◆ What you have to do: Please output every line of the material as it stands, without the pictures.

◆ Supplied data:
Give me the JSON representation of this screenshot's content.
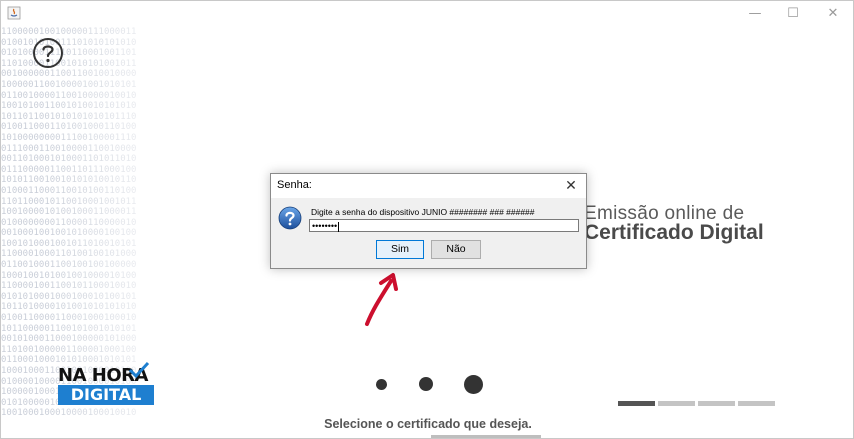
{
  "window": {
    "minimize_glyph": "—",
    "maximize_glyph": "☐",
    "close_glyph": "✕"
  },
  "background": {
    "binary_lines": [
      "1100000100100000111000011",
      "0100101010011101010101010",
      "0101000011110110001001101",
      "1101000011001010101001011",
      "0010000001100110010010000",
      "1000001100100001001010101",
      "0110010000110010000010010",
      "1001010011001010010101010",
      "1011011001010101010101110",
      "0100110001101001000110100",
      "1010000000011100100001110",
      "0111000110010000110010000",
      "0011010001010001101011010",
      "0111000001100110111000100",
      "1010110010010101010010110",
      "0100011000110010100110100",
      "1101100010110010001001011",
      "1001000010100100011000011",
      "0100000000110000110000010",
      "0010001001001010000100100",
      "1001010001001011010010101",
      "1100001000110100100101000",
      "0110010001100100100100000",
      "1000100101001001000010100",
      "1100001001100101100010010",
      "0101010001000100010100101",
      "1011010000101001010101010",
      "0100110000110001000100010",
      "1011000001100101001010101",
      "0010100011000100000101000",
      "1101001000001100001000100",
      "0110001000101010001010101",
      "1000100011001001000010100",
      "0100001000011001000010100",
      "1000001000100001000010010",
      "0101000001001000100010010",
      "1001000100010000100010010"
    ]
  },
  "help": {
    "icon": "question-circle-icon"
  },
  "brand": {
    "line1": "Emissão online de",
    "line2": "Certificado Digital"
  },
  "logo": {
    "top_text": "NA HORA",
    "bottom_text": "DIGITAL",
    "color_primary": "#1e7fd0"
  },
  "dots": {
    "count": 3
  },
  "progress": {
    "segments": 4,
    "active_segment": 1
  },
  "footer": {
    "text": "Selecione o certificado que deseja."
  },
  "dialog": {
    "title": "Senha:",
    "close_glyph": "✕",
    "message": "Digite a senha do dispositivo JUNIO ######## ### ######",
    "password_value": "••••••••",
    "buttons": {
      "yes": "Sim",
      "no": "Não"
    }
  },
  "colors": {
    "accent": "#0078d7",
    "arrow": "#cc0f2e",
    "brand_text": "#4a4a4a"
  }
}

◆ Response:
Give me the JSON representation of this screenshot's content.
{
  "window": {
    "minimize_glyph": "—",
    "maximize_glyph": "☐",
    "close_glyph": "✕"
  },
  "background": {
    "binary_lines": [
      "1100000100100000111000011",
      "0100101010011101010101010",
      "0101000011110110001001101",
      "1101000011001010101001011",
      "0010000001100110010010000",
      "1000001100100001001010101",
      "0110010000110010000010010",
      "1001010011001010010101010",
      "1011011001010101010101110",
      "0100110001101001000110100",
      "1010000000011100100001110",
      "0111000110010000110010000",
      "0011010001010001101011010",
      "0111000001100110111000100",
      "1010110010010101010010110",
      "0100011000110010100110100",
      "1101100010110010001001011",
      "1001000010100100011000011",
      "0100000000110000110000010",
      "0010001001001010000100100",
      "1001010001001011010010101",
      "1100001000110100100101000",
      "0110010001100100100100000",
      "1000100101001001000010100",
      "1100001001100101100010010",
      "0101010001000100010100101",
      "1011010000101001010101010",
      "0100110000110001000100010",
      "1011000001100101001010101",
      "0010100011000100000101000",
      "1101001000001100001000100",
      "0110001000101010001010101",
      "1000100011001001000010100",
      "0100001000011001000010100",
      "1000001000100001000010010",
      "0101000001001000100010010",
      "1001000100010000100010010"
    ]
  },
  "help": {
    "icon": "question-circle-icon"
  },
  "brand": {
    "line1": "Emissão online de",
    "line2": "Certificado Digital"
  },
  "logo": {
    "top_text": "NA HORA",
    "bottom_text": "DIGITAL",
    "color_primary": "#1e7fd0"
  },
  "dots": {
    "count": 3
  },
  "progress": {
    "segments": 4,
    "active_segment": 1
  },
  "footer": {
    "text": "Selecione o certificado que deseja."
  },
  "dialog": {
    "title": "Senha:",
    "close_glyph": "✕",
    "message": "Digite a senha do dispositivo JUNIO ######## ### ######",
    "password_value": "••••••••",
    "buttons": {
      "yes": "Sim",
      "no": "Não"
    }
  },
  "colors": {
    "accent": "#0078d7",
    "arrow": "#cc0f2e",
    "brand_text": "#4a4a4a"
  }
}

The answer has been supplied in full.